▸ **Metin Bölümü**
Cumhurbaşkanı Erdoğan: (5)

ANKARA (AA) – Cumhurbaşkanı Recep Tayyip Erdoğan, “Öyle Londra’dan, Paris’ten, şuradan, buradan kuru sıkı atmakla olmuyor bu iş. Gel gönder bir temsilcini de burada, bir demokrasi ülkesinde, demokratik parlamenter sisteme nasıl darbe yapmak istemişler, bunu gel bir gör yerinde. Sahip olduğunuz, ülkenizde kendilerine yer verdiğiniz bu haşhaşilerin neler yaptığını bir gelin görün. Tayyip Erdoğan’a ‘diktatör’ diyebilirsiniz, iktidarını beğenmeyebilirsiniz. İnsaf edin de gelin bir görün ne var ülkede.” dedi.

Erdoğan, TRT ortak yayınında gündeme ilişkin açıklamalarda bulundu, soruları yanıtladı.

Programda, Cumhurbaşkanlığı Külliyesi’nde şehit olan Erkan Yiğit ile yaralanan ikizi Volkan Yiğit’in hikayeleri ekrana getirildi. Erkan Yiğit’in son görüntülerinin ve sözlerinin de yayınlandığı anlarda Erdoğan, göz yaşlarına hakim olamadı.

▸ **Kısa Görev 1**
Erdoğan haberine göre Cumhurbaşkanı Erdoğan gündeme ilişkin açıklamalarını hangi yayında yapmıştır?
▸ **Kısa Görev 2**
Erdoğan haberinde geçen yer adlarının tamamını sıralayınız.
▸ **Kısa Görev 3**
Erdoğan haberini, son cümlesinden sonra devam ettirerek sürdürünüz.
Metinden sonra yer alan materyal, metinle bağlantısı olmayan ayrı bir içeriktir.

▸ **Sağlanan Veriler**
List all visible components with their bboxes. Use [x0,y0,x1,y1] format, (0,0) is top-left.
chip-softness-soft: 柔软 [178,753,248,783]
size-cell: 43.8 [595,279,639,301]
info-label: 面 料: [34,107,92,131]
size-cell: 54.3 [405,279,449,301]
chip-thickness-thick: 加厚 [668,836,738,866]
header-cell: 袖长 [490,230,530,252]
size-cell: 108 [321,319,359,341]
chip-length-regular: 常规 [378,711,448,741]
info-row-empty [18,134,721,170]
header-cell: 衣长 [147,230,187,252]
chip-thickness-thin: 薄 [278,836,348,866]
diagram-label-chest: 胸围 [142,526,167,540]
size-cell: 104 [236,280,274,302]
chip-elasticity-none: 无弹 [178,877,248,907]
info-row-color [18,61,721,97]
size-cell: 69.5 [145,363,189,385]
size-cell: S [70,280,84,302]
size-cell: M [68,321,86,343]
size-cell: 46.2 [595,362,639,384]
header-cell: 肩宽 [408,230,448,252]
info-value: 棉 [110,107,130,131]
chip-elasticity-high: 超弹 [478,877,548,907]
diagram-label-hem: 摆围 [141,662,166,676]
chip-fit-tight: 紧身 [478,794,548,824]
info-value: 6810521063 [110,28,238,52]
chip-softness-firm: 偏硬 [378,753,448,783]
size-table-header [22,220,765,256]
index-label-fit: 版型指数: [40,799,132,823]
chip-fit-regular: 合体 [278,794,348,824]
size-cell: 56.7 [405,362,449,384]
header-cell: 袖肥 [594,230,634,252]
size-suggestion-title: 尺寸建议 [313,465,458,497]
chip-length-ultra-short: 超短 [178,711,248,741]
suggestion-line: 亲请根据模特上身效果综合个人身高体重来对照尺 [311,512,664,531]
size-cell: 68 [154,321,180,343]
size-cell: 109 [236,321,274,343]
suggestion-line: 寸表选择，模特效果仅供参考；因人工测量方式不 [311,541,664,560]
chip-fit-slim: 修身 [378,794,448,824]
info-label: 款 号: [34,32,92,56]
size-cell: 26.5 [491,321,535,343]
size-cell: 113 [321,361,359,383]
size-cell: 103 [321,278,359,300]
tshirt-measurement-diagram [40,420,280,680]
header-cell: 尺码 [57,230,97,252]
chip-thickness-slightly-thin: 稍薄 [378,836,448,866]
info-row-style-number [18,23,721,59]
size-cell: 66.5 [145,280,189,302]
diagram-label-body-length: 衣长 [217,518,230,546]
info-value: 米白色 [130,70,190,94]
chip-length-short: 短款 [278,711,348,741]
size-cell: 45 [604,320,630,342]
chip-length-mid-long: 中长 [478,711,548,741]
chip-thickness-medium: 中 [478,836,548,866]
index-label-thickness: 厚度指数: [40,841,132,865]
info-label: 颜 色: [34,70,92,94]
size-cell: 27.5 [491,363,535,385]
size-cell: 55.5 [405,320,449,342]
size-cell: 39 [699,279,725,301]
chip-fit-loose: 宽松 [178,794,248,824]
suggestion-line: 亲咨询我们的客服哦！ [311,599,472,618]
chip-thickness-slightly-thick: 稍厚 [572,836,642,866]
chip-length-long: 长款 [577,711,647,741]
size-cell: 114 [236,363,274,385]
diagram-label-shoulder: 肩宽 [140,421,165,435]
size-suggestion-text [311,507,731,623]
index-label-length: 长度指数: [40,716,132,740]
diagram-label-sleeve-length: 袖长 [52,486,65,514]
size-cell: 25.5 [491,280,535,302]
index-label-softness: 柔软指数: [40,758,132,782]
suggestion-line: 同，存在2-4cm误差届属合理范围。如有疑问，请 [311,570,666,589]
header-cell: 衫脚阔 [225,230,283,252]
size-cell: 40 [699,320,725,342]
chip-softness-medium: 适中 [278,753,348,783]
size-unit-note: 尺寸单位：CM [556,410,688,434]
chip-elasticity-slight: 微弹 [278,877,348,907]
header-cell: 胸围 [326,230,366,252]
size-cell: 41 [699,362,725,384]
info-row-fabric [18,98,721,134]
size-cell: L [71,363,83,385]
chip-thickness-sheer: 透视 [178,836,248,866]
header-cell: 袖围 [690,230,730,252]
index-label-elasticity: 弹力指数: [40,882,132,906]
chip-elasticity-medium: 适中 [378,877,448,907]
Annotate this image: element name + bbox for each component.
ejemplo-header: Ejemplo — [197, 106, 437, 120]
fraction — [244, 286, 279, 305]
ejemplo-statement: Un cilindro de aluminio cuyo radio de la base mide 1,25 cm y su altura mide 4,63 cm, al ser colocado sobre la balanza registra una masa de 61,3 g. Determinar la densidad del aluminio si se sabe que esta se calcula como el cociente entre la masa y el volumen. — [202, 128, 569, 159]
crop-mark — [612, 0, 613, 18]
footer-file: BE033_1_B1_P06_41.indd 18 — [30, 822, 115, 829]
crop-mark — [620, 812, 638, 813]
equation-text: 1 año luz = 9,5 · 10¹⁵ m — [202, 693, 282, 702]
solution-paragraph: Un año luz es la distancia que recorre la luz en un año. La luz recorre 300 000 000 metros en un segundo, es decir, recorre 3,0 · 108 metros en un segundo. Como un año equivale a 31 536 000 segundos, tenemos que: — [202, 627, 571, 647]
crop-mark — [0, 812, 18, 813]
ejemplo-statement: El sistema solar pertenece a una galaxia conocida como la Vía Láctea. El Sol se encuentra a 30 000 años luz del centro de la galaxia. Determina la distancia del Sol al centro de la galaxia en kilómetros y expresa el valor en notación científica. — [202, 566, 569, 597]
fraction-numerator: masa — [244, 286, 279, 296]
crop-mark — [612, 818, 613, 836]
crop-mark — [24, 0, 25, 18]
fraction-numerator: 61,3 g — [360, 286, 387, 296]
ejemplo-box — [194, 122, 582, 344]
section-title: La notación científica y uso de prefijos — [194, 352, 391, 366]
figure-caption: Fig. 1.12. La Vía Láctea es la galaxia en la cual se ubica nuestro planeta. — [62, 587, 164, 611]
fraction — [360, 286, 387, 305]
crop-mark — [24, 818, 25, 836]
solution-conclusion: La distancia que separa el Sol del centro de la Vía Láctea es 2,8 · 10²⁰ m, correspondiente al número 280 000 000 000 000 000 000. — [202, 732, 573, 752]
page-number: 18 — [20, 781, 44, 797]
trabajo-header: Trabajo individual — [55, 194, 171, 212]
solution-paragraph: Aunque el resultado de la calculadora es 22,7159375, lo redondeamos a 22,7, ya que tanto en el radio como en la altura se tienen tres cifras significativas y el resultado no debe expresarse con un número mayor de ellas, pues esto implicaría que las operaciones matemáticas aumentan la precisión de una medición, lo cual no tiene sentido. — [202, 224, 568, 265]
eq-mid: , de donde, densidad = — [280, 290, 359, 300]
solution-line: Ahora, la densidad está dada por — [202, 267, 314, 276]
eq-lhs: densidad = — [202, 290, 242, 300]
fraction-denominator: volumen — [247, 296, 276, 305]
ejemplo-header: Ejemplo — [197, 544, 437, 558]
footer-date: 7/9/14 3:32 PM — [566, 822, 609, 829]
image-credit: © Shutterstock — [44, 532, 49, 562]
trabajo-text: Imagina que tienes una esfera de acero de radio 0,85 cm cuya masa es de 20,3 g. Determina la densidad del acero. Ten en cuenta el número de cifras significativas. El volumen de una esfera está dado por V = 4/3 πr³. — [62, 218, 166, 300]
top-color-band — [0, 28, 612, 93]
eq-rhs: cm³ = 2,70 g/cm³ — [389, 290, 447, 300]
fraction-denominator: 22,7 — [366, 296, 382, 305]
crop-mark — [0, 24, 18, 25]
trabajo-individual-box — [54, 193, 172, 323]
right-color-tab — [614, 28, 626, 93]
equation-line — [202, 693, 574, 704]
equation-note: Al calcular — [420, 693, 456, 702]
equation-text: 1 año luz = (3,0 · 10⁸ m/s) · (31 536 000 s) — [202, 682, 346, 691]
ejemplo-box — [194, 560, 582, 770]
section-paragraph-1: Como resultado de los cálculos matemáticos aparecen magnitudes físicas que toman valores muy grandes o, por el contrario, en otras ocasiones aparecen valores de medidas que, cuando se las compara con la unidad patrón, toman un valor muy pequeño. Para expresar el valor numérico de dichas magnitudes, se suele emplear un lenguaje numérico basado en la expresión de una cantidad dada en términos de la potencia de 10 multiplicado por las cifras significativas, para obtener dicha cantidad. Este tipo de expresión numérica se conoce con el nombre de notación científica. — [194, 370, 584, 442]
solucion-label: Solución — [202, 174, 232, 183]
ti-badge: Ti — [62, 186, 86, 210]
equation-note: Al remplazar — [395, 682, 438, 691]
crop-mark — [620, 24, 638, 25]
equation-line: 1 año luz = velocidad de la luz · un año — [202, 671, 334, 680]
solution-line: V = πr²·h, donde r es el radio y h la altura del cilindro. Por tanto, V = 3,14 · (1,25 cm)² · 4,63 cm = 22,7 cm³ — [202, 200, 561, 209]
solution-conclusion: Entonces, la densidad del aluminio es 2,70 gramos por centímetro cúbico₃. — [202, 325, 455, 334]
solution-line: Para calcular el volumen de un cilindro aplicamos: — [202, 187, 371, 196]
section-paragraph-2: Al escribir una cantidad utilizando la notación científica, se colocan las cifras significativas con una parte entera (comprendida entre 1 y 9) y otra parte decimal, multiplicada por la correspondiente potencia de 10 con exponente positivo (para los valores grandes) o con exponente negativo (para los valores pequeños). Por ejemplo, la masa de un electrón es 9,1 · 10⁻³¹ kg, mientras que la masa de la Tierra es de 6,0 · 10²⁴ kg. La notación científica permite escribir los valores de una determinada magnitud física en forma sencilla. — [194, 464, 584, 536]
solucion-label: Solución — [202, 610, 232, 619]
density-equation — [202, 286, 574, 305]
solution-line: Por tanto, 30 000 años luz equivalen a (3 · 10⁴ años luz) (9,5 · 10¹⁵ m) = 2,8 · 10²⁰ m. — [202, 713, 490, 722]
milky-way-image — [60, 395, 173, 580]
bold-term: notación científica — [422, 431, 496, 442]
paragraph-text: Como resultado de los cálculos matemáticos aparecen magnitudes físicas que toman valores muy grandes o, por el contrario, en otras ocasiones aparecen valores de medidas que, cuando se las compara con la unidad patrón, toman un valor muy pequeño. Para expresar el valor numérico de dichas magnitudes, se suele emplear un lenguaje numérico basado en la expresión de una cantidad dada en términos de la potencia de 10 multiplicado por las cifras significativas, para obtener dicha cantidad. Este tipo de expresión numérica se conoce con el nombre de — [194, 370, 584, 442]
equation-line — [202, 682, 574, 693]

▸ **Görev Yanıtı 1**
TRT ortak yayınında.

▸ **Görev Yanıtı 2**
Ankara, Londra, Paris, Cumhurbaşkanlığı Külliyesi

▸ **Görev Yanıtı 3**
“Pek çok hikaye var, sizi ziyarete geliyorlar, siz ziyarete gidiyorsunuz. Bunların arasında en çok etkilendiğiniz, sesi kulağınızda çınlayan biri var mı?” sorusu üzerine Erdoğan, “Bunların hepsi de bizi duygulandırıyor, duygulandırmayan hiçbir tanesi yok. Kah şehidimizin görüntüsü bizi duygulandırıyor, kah şehidin annesinin, babasının, dedesinin…Onların kullandıkları ifadeler bizleri duygulandırıyor. Gazilerimizin kimisinin bakıyorsunuz kolu kopmuş, kimisinin kolu parçalanmış, kimisinin dizden ayağı yok. Hala onların bu haliyle kullandıkları ifadeler çok çok ilginç. Ben tabii bunları görünce, duyunca milletimle iftihar ediyorum.” şeklinde cevap verdi.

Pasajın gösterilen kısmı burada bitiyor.